**Prompt:**
Your task is to copy the listing exactly. Drop any pictures from the copy.

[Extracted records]
** start **

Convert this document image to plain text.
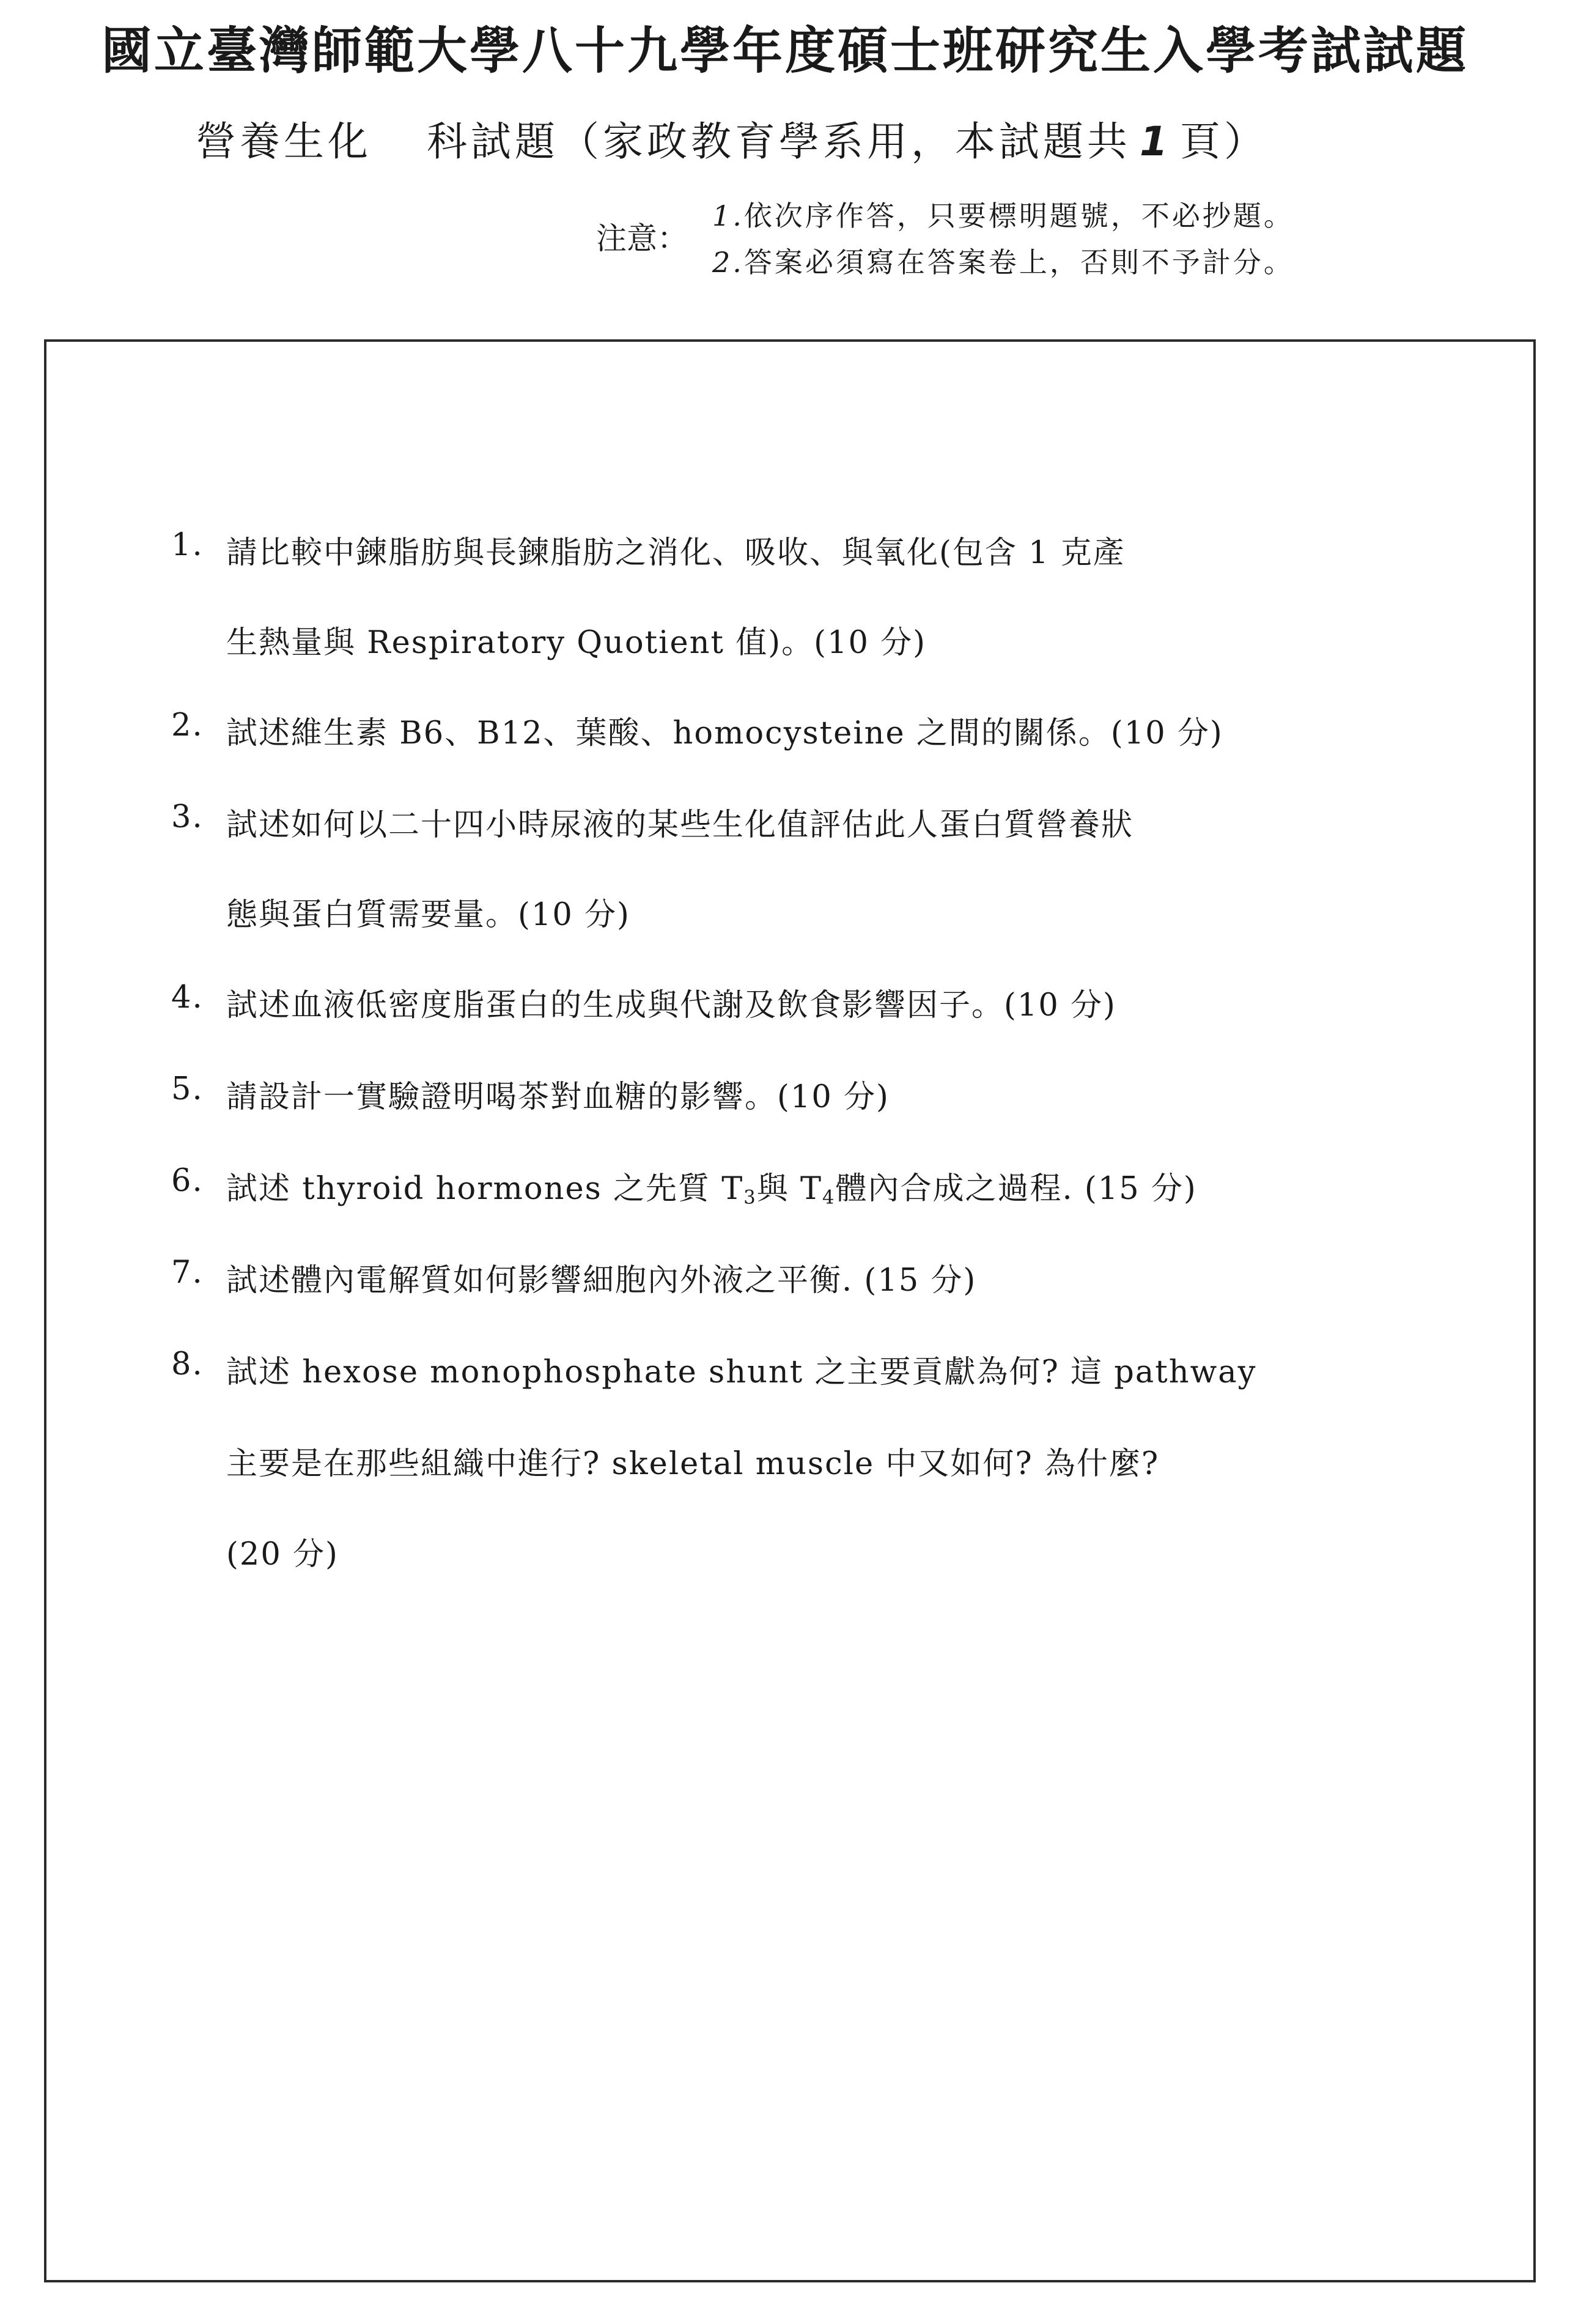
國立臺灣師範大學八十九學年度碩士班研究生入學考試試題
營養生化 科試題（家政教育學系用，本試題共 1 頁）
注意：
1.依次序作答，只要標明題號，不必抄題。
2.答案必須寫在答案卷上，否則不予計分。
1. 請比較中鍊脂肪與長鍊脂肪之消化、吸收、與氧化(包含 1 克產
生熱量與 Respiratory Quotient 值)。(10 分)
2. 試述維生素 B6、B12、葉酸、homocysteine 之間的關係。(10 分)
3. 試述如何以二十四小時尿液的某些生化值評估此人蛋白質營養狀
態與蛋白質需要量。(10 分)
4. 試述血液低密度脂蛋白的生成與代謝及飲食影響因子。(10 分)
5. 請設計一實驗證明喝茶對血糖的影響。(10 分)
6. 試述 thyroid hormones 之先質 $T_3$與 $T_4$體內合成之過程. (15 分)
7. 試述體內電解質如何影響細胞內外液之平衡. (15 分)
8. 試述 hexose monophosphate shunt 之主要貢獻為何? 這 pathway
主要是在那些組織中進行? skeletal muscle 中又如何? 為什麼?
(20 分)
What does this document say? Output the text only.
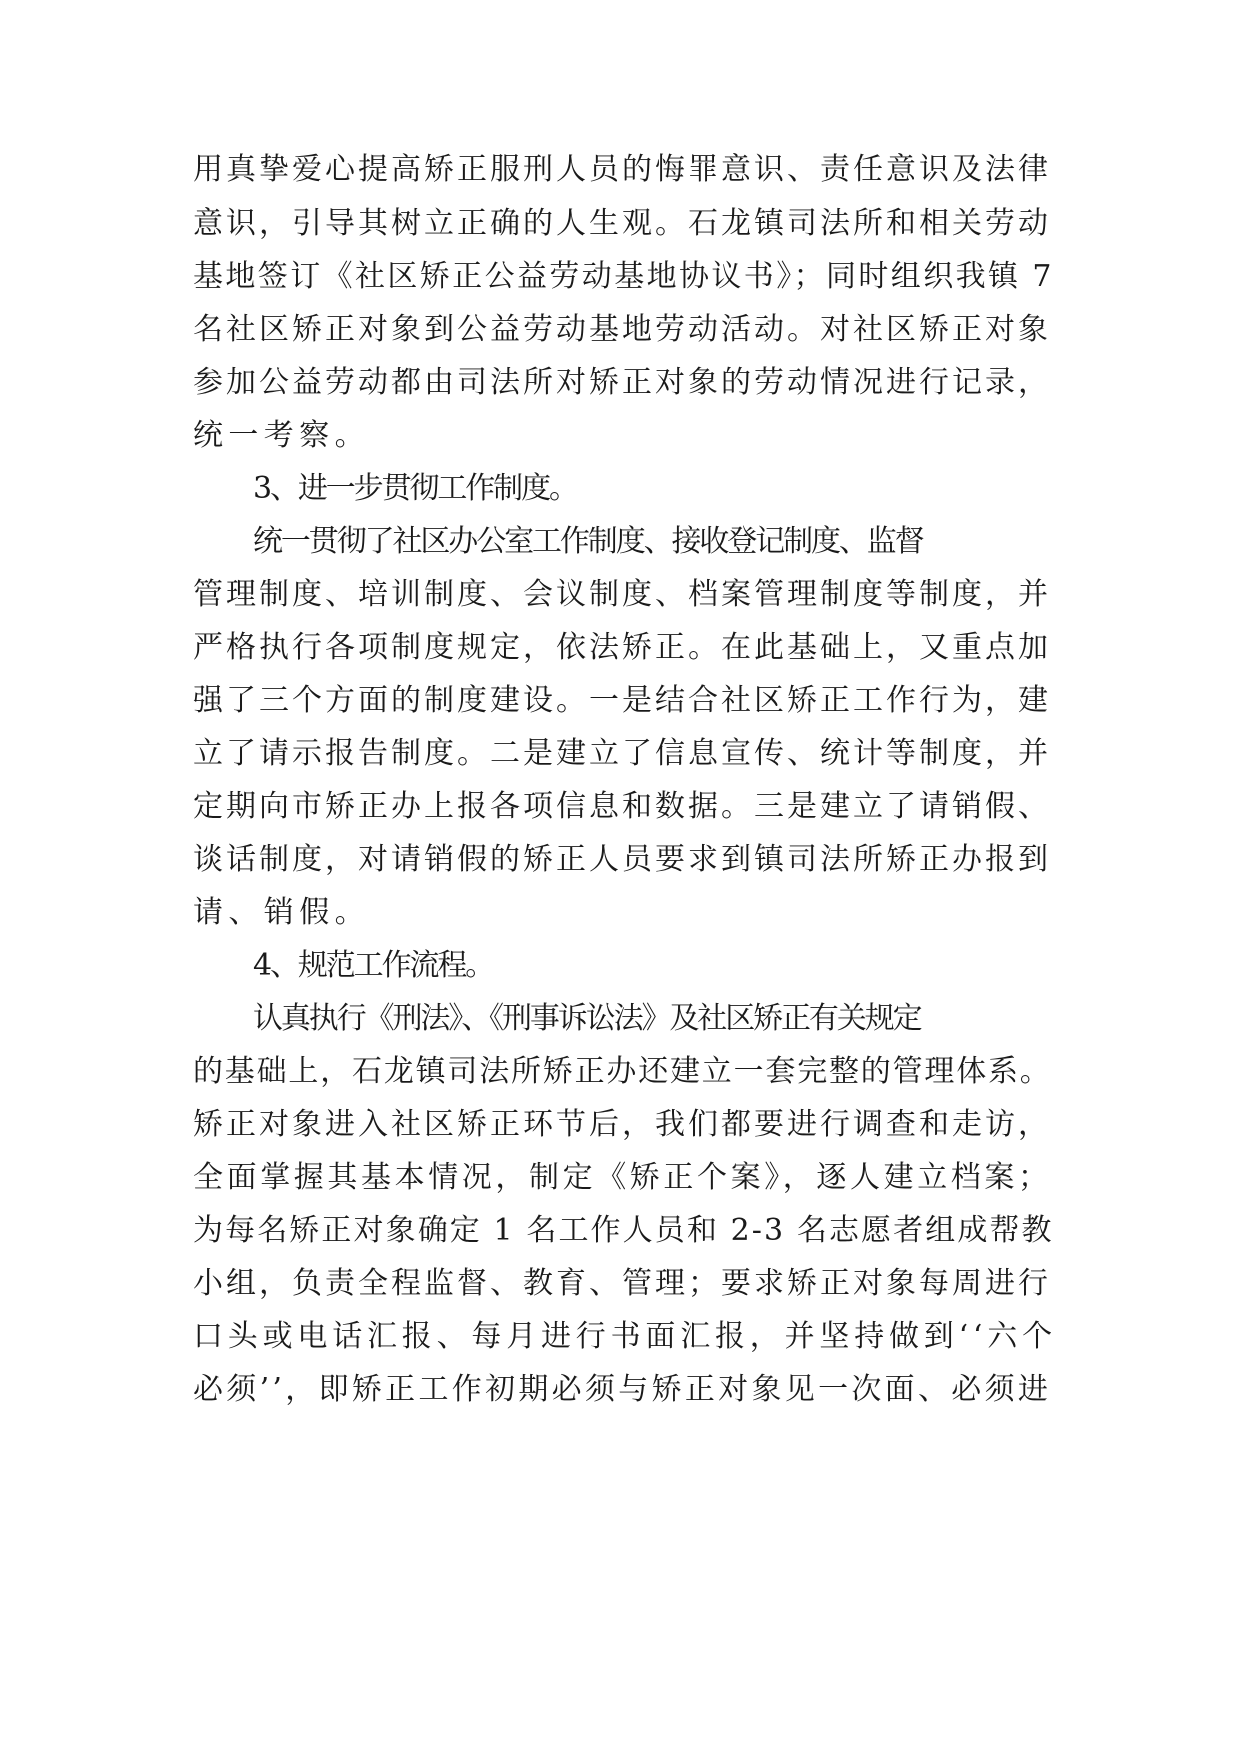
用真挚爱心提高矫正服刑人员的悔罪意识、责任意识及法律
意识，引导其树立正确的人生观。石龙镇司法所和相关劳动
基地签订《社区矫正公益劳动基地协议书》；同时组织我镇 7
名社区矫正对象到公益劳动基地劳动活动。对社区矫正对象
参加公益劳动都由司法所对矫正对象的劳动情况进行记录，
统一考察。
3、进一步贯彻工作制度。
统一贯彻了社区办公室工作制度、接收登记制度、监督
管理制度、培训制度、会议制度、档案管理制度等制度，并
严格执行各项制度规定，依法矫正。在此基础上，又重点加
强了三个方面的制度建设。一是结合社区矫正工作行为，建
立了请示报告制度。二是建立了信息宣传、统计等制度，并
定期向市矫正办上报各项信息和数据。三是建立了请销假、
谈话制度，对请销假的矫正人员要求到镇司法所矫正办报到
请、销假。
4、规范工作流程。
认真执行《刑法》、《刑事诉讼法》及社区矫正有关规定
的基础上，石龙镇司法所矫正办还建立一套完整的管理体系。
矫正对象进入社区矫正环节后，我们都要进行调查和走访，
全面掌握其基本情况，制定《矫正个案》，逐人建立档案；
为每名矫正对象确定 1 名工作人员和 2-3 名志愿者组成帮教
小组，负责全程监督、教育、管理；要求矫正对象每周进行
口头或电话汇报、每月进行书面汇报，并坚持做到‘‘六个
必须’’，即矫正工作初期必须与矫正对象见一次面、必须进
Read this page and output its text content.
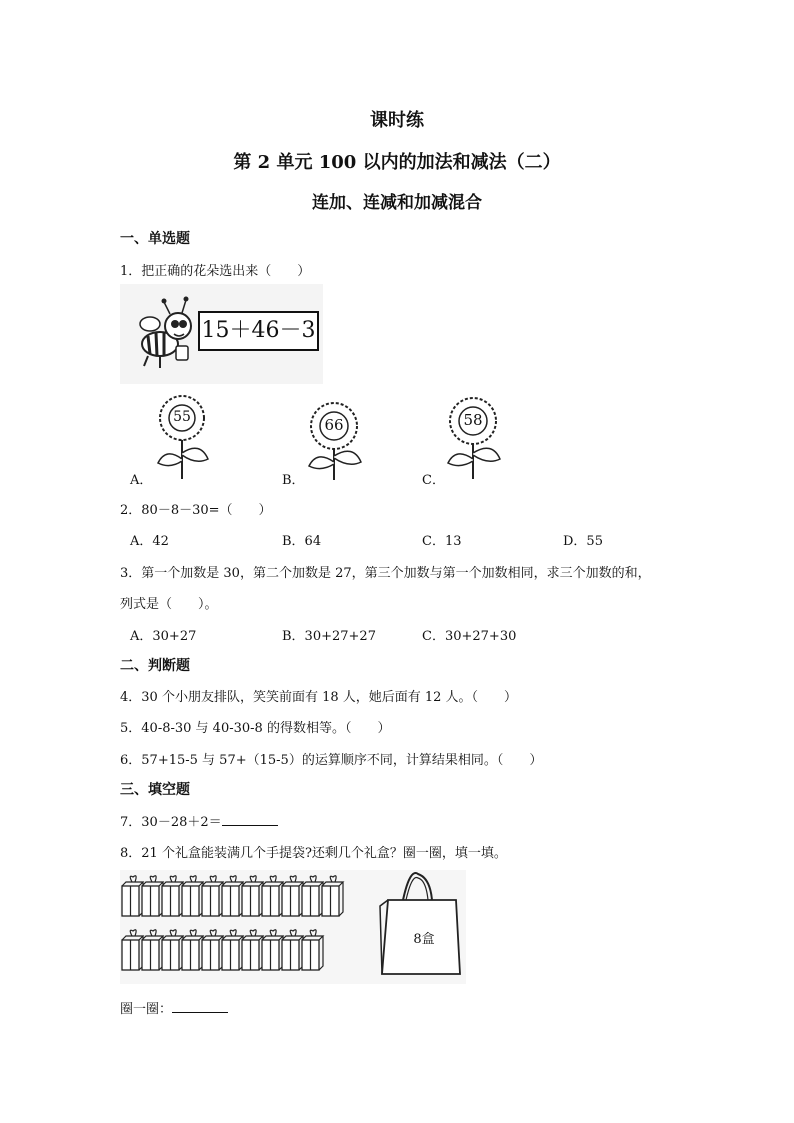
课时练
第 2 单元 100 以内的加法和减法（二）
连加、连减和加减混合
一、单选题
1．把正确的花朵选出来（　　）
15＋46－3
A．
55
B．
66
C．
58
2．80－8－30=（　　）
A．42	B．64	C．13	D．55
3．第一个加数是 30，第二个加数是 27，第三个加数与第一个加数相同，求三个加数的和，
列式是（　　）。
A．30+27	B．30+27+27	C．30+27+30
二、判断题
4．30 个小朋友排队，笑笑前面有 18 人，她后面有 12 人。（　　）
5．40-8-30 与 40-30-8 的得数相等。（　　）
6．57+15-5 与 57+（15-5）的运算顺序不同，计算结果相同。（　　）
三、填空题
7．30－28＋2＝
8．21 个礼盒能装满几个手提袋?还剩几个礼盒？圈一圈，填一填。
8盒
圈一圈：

** end **

**Exercise result:**
Convert this document image to plain text.
國立臺灣師範大學八十九學年度碩士班研究生入學考試試題
營養生化 科試題（家政教育學系用，本試題共 1 頁）
注意：
1.依次序作答，只要標明題號，不必抄題。
2.答案必須寫在答案卷上，否則不予計分。
1. 請比較中鍊脂肪與長鍊脂肪之消化、吸收、與氧化(包含 1 克產
生熱量與 Respiratory Quotient 值)。(10 分)
2. 試述維生素 B6、B12、葉酸、homocysteine 之間的關係。(10 分)
3. 試述如何以二十四小時尿液的某些生化值評估此人蛋白質營養狀
態與蛋白質需要量。(10 分)
4. 試述血液低密度脂蛋白的生成與代謝及飲食影響因子。(10 分)
5. 請設計一實驗證明喝茶對血糖的影響。(10 分)
6. 試述 thyroid hormones 之先質 $T_3$與 $T_4$體內合成之過程. (15 分)
7. 試述體內電解質如何影響細胞內外液之平衡. (15 分)
8. 試述 hexose monophosphate shunt 之主要貢獻為何? 這 pathway
主要是在那些組織中進行? skeletal muscle 中又如何? 為什麼?
(20 分)
What does this document say? Output the text only.
用真挚爱心提高矫正服刑人员的悔罪意识、责任意识及法律
意识，引导其树立正确的人生观。石龙镇司法所和相关劳动
基地签订《社区矫正公益劳动基地协议书》；同时组织我镇 7
名社区矫正对象到公益劳动基地劳动活动。对社区矫正对象
参加公益劳动都由司法所对矫正对象的劳动情况进行记录，
统一考察。
3、进一步贯彻工作制度。
统一贯彻了社区办公室工作制度、接收登记制度、监督
管理制度、培训制度、会议制度、档案管理制度等制度，并
严格执行各项制度规定，依法矫正。在此基础上，又重点加
强了三个方面的制度建设。一是结合社区矫正工作行为，建
立了请示报告制度。二是建立了信息宣传、统计等制度，并
定期向市矫正办上报各项信息和数据。三是建立了请销假、
谈话制度，对请销假的矫正人员要求到镇司法所矫正办报到
请、销假。
4、规范工作流程。
认真执行《刑法》、《刑事诉讼法》及社区矫正有关规定
的基础上，石龙镇司法所矫正办还建立一套完整的管理体系。
矫正对象进入社区矫正环节后，我们都要进行调查和走访，
全面掌握其基本情况，制定《矫正个案》，逐人建立档案；
为每名矫正对象确定 1 名工作人员和 2-3 名志愿者组成帮教
小组，负责全程监督、教育、管理；要求矫正对象每周进行
口头或电话汇报、每月进行书面汇报，并坚持做到‘‘六个
必须’’，即矫正工作初期必须与矫正对象见一次面、必须进
Read this page and output its text content.
课时练
第 2 单元 100 以内的加法和减法（二）
连加、连减和加减混合
一、单选题
1．把正确的花朵选出来（　　）
15＋46－3
A．
55
B．
66
C．
58
2．80－8－30=（　　）
A．42	B．64	C．13	D．55
3．第一个加数是 30，第二个加数是 27，第三个加数与第一个加数相同，求三个加数的和，
列式是（　　）。
A．30+27	B．30+27+27	C．30+27+30
二、判断题
4．30 个小朋友排队，笑笑前面有 18 人，她后面有 12 人。（　　）
5．40-8-30 与 40-30-8 的得数相等。（　　）
6．57+15-5 与 57+（15-5）的运算顺序不同，计算结果相同。（　　）
三、填空题
7．30－28＋2＝
8．21 个礼盒能装满几个手提袋?还剩几个礼盒？圈一圈，填一填。
8盒
圈一圈：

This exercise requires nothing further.